Out of the lines below, please list those that hold the string "total".

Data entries
****************

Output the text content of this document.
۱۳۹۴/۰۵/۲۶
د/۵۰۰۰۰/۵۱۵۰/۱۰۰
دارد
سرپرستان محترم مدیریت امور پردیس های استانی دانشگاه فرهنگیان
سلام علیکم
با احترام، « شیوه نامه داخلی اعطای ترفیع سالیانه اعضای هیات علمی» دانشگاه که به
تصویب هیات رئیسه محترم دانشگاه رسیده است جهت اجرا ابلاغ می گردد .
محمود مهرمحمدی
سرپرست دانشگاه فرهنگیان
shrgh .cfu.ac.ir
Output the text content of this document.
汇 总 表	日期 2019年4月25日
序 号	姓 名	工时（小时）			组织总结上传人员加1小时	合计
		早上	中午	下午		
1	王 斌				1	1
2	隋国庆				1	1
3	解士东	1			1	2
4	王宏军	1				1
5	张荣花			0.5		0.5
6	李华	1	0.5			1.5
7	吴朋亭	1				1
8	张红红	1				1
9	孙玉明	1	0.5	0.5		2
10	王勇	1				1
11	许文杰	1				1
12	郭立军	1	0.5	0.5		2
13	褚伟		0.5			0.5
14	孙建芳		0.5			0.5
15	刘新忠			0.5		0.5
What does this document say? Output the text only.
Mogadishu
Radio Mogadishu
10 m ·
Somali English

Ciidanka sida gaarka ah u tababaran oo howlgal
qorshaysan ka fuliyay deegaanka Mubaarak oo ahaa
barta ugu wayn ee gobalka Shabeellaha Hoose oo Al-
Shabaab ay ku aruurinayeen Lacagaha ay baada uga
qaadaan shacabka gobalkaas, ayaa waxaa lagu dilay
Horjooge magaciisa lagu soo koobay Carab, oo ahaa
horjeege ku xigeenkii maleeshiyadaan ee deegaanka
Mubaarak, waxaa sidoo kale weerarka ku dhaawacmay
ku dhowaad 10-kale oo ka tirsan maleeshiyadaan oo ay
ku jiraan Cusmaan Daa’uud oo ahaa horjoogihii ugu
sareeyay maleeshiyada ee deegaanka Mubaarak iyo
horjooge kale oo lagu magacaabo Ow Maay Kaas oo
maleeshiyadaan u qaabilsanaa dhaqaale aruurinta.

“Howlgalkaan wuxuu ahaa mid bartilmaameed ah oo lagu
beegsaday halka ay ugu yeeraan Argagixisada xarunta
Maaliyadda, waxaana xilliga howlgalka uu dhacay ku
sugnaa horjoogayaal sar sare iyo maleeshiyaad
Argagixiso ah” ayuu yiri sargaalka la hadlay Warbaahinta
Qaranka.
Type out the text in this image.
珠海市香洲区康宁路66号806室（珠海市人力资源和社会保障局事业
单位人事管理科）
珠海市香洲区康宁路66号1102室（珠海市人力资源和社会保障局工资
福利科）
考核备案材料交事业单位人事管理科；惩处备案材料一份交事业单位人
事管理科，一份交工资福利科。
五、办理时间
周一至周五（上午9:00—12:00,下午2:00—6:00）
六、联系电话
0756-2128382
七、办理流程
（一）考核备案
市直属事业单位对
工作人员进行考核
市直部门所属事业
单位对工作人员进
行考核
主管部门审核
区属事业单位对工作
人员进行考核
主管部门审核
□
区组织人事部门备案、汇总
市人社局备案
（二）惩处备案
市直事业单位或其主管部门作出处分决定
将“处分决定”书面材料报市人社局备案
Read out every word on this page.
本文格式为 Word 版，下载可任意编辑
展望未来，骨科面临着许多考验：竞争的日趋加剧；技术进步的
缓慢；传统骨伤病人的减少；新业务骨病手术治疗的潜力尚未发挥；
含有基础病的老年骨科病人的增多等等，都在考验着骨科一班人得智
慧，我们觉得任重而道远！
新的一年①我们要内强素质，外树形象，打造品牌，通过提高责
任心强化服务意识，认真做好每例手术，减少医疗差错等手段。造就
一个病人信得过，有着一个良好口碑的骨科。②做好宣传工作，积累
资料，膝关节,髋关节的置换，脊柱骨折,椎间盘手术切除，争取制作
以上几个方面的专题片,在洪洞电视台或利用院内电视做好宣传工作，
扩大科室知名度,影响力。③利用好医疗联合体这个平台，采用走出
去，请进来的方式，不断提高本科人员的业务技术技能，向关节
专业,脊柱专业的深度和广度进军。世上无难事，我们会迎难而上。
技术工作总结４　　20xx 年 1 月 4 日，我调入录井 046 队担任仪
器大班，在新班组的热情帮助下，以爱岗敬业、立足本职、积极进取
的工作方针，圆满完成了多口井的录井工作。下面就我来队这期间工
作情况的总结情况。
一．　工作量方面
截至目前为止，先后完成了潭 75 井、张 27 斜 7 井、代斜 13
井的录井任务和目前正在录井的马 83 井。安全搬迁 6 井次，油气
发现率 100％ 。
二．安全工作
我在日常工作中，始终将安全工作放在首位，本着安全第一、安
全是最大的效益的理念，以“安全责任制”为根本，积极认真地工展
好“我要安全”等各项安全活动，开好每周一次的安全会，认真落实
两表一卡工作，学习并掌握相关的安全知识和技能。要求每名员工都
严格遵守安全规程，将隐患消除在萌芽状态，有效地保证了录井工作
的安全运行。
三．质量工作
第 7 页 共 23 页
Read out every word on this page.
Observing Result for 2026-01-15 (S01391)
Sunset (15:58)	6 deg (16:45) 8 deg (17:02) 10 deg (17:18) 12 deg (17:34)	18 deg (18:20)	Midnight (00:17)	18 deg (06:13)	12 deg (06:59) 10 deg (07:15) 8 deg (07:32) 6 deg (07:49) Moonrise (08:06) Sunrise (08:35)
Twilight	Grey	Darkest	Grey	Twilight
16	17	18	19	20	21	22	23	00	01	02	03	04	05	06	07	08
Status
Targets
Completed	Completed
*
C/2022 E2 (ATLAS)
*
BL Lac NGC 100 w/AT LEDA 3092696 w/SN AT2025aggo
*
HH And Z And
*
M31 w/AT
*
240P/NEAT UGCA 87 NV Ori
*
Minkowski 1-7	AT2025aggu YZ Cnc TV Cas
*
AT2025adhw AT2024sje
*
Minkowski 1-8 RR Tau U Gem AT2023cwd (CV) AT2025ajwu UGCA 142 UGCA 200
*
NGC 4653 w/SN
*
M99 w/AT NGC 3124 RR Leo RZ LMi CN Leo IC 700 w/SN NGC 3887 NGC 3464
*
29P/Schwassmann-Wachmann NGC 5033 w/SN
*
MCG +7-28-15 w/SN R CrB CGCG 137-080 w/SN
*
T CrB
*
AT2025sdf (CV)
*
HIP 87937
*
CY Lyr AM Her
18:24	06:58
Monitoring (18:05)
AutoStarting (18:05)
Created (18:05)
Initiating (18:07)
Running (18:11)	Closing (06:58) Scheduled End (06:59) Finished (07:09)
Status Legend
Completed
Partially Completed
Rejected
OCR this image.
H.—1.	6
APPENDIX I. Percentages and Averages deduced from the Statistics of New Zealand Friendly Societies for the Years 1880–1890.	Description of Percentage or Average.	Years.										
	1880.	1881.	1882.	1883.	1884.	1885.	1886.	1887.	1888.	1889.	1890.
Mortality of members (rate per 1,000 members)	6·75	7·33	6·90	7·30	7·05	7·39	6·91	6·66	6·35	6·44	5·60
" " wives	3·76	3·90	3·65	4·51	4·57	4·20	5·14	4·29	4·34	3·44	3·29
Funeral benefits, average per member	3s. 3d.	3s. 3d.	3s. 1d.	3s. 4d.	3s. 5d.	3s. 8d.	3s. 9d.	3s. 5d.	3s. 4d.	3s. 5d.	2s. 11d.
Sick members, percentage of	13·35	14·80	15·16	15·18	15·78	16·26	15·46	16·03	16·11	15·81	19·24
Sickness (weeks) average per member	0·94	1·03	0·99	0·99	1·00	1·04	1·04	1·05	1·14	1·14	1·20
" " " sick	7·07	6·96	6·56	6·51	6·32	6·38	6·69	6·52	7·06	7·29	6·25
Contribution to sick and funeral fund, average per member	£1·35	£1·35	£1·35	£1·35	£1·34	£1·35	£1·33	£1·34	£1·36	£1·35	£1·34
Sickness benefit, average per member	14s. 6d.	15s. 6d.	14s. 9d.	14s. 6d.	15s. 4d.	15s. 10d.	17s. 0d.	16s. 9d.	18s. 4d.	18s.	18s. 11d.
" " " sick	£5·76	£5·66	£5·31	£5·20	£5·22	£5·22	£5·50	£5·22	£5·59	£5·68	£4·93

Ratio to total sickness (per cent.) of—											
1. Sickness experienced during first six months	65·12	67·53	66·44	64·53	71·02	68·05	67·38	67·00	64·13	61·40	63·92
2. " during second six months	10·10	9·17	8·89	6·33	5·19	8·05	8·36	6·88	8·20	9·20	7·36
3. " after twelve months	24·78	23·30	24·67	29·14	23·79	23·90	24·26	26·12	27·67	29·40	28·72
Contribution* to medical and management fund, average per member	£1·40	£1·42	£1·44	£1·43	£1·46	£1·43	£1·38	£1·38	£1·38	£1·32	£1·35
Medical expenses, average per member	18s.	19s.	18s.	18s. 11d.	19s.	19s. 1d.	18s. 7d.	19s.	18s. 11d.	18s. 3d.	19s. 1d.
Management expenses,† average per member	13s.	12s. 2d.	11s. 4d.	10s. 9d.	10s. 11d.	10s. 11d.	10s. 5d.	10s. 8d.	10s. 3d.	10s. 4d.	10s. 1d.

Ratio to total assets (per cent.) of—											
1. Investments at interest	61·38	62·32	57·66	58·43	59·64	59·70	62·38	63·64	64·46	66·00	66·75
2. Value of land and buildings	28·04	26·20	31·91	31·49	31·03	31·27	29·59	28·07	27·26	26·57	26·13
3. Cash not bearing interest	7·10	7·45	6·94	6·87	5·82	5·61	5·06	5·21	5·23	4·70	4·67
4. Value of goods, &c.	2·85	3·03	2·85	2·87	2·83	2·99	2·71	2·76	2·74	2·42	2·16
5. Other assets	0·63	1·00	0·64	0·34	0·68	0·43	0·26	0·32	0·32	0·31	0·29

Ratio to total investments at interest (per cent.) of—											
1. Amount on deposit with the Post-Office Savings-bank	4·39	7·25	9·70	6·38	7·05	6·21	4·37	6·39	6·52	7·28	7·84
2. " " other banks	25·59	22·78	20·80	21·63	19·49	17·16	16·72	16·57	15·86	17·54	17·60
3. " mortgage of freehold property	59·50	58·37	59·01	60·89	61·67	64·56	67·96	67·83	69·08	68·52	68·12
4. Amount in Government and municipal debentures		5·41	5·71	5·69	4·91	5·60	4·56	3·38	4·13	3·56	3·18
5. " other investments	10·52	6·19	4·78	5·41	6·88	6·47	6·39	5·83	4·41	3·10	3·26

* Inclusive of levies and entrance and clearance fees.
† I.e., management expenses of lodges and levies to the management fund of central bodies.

****************

• [Written response]:
Ratio to total sickness (per cent.) of—											
Ratio to total assets (per cent.) of—											
Ratio to total investments at interest (per cent.) of—											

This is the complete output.